**Objective**
Reproduce all entries precisely, down to the last character.

═══ Data shown ═══

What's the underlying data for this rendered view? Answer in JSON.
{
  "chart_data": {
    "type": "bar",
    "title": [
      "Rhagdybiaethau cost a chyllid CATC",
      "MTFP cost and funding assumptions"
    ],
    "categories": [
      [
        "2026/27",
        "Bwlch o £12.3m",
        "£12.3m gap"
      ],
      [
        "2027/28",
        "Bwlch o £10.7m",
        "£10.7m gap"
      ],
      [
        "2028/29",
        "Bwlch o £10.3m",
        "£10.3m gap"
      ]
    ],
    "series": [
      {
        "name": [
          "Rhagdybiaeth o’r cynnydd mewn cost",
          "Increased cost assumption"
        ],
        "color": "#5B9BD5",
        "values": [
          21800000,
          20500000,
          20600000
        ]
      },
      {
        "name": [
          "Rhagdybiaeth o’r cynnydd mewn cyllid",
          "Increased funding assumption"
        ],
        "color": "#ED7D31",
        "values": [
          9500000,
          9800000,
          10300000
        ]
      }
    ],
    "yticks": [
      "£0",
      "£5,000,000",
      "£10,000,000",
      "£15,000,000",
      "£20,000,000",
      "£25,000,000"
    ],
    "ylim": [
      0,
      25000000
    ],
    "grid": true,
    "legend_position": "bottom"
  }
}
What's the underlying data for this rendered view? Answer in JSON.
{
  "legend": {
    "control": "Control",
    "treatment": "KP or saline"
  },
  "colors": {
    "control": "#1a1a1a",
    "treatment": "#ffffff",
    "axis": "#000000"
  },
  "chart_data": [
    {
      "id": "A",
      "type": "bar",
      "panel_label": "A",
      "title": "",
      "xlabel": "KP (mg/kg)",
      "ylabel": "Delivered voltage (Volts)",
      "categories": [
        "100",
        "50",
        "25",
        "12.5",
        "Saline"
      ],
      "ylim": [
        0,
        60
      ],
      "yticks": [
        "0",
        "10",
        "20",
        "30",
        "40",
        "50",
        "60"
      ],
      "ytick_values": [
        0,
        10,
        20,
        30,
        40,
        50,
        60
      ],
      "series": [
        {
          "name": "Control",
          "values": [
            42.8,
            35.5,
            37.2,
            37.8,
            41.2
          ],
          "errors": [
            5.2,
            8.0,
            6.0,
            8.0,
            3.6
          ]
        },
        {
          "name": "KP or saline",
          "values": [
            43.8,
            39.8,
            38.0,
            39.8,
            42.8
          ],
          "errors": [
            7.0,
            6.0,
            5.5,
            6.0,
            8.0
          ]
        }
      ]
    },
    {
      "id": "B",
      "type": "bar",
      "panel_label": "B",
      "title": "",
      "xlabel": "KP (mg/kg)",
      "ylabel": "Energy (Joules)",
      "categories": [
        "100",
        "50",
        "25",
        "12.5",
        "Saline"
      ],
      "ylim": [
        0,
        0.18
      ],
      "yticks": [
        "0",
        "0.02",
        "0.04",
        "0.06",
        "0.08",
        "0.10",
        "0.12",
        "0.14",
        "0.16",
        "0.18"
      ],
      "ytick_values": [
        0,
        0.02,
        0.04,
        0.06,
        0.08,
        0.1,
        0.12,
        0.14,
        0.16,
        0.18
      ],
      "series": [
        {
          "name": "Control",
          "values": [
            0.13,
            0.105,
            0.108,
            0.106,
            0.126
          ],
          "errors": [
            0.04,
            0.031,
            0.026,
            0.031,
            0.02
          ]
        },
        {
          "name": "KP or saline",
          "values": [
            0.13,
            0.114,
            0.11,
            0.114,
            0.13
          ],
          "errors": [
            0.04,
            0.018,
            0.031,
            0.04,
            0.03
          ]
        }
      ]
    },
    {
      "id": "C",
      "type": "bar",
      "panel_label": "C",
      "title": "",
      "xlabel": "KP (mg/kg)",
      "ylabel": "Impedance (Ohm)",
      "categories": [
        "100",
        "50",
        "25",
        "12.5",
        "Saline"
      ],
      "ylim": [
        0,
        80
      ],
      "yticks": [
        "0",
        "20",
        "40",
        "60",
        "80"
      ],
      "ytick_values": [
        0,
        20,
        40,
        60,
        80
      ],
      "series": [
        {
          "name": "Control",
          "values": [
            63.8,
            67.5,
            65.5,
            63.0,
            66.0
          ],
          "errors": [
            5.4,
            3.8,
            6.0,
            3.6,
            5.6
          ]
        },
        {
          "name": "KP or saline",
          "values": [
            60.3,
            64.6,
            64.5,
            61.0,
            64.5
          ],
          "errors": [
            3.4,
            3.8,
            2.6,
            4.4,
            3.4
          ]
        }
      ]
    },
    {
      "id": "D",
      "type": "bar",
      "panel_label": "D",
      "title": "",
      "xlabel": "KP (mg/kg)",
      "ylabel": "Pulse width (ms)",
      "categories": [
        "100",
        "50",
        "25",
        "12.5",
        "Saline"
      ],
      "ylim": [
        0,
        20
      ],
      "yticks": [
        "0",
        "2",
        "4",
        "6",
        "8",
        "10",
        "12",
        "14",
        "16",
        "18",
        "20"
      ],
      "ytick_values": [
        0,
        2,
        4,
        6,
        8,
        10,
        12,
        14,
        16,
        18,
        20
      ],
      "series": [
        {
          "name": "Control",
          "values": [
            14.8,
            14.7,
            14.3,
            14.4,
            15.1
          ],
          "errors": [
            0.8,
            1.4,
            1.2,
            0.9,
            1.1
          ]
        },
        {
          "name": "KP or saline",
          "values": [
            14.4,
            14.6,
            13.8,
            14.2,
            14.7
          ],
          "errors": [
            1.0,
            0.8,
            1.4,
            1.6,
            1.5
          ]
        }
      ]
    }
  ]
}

═══

**Written answer**
What's the underlying data for this rendered view? Answer in JSON.
{
  "chart_data": {
    "type": "bar",
    "title": [
      "Rhagdybiaethau cost a chyllid CATC",
      "MTFP cost and funding assumptions"
    ],
    "categories": [
      [
        "2026/27",
        "Bwlch o £12.3m",
        "£12.3m gap"
      ],
      [
        "2027/28",
        "Bwlch o £10.7m",
        "£10.7m gap"
      ],
      [
        "2028/29",
        "Bwlch o £10.3m",
        "£10.3m gap"
      ]
    ],
    "series": [
      {
        "name": [
          "Rhagdybiaeth o’r cynnydd mewn cost",
          "Increased cost assumption"
        ],
        "color": "#5B9BD5",
        "values": [
          21800000,
          20500000,
          20600000
        ]
      },
      {
        "name": [
          "Rhagdybiaeth o’r cynnydd mewn cyllid",
          "Increased funding assumption"
        ],
        "color": "#ED7D31",
        "values": [
          9500000,
          9800000,
          10300000
        ]
      }
    ],
    "yticks": [
      "£0",
      "£5,000,000",
      "£10,000,000",
      "£15,000,000",
      "£20,000,000",
      "£25,000,000"
    ],
    "ylim": [
      0,
      25000000
    ],
    "grid": true,
    "legend_position": "bottom"
  }
}
What's the underlying data for this rendered view? Answer in JSON.
{
  "legend": {
    "control": "Control",
    "treatment": "KP or saline"
  },
  "colors": {
    "control": "#1a1a1a",
    "treatment": "#ffffff",
    "axis": "#000000"
  },
  "chart_data": [
    {
      "id": "A",
      "type": "bar",
      "panel_label": "A",
      "title": "",
      "xlabel": "KP (mg/kg)",
      "ylabel": "Delivered voltage (Volts)",
      "categories": [
        "100",
        "50",
        "25",
        "12.5",
        "Saline"
      ],
      "ylim": [
        0,
        60
      ],
      "yticks": [
        "0",
        "10",
        "20",
        "30",
        "40",
        "50",
        "60"
      ],
      "ytick_values": [
        0,
        10,
        20,
        30,
        40,
        50,
        60
      ],
      "series": [
        {
          "name": "Control",
          "values": [
            42.8,
            35.5,
            37.2,
            37.8,
            41.2
          ],
          "errors": [
            5.2,
            8.0,
            6.0,
            8.0,
            3.6
          ]
        },
        {
          "name": "KP or saline",
          "values": [
            43.8,
            39.8,
            38.0,
            39.8,
            42.8
          ],
          "errors": [
            7.0,
            6.0,
            5.5,
            6.0,
            8.0
          ]
        }
      ]
    },
    {
      "id": "B",
      "type": "bar",
      "panel_label": "B",
      "title": "",
      "xlabel": "KP (mg/kg)",
      "ylabel": "Energy (Joules)",
      "categories": [
        "100",
        "50",
        "25",
        "12.5",
        "Saline"
      ],
      "ylim": [
        0,
        0.18
      ],
      "yticks": [
        "0",
        "0.02",
        "0.04",
        "0.06",
        "0.08",
        "0.10",
        "0.12",
        "0.14",
        "0.16",
        "0.18"
      ],
      "ytick_values": [
        0,
        0.02,
        0.04,
        0.06,
        0.08,
        0.1,
        0.12,
        0.14,
        0.16,
        0.18
      ],
      "series": [
        {
          "name": "Control",
          "values": [
            0.13,
            0.105,
            0.108,
            0.106,
            0.126
          ],
          "errors": [
            0.04,
            0.031,
            0.026,
            0.031,
            0.02
          ]
        },
        {
          "name": "KP or saline",
          "values": [
            0.13,
            0.114,
            0.11,
            0.114,
            0.13
          ],
          "errors": [
            0.04,
            0.018,
            0.031,
            0.04,
            0.03
          ]
        }
      ]
    },
    {
      "id": "C",
      "type": "bar",
      "panel_label": "C",
      "title": "",
      "xlabel": "KP (mg/kg)",
      "ylabel": "Impedance (Ohm)",
      "categories": [
        "100",
        "50",
        "25",
        "12.5",
        "Saline"
      ],
      "ylim": [
        0,
        80
      ],
      "yticks": [
        "0",
        "20",
        "40",
        "60",
        "80"
      ],
      "ytick_values": [
        0,
        20,
        40,
        60,
        80
      ],
      "series": [
        {
          "name": "Control",
          "values": [
            63.8,
            67.5,
            65.5,
            63.0,
            66.0
          ],
          "errors": [
            5.4,
            3.8,
            6.0,
            3.6,
            5.6
          ]
        },
        {
          "name": "KP or saline",
          "values": [
            60.3,
            64.6,
            64.5,
            61.0,
            64.5
          ],
          "errors": [
            3.4,
            3.8,
            2.6,
            4.4,
            3.4
          ]
        }
      ]
    },
    {
      "id": "D",
      "type": "bar",
      "panel_label": "D",
      "title": "",
      "xlabel": "KP (mg/kg)",
      "ylabel": "Pulse width (ms)",
      "categories": [
        "100",
        "50",
        "25",
        "12.5",
        "Saline"
      ],
      "ylim": [
        0,
        20
      ],
      "yticks": [
        "0",
        "2",
        "4",
        "6",
        "8",
        "10",
        "12",
        "14",
        "16",
        "18",
        "20"
      ],
      "ytick_values": [
        0,
        2,
        4,
        6,
        8,
        10,
        12,
        14,
        16,
        18,
        20
      ],
      "series": [
        {
          "name": "Control",
          "values": [
            14.8,
            14.7,
            14.3,
            14.4,
            15.1
          ],
          "errors": [
            0.8,
            1.4,
            1.2,
            0.9,
            1.1
          ]
        },
        {
          "name": "KP or saline",
          "values": [
            14.4,
            14.6,
            13.8,
            14.2,
            14.7
          ],
          "errors": [
            1.0,
            0.8,
            1.4,
            1.6,
            1.5
          ]
        }
      ]
    }
  ]
}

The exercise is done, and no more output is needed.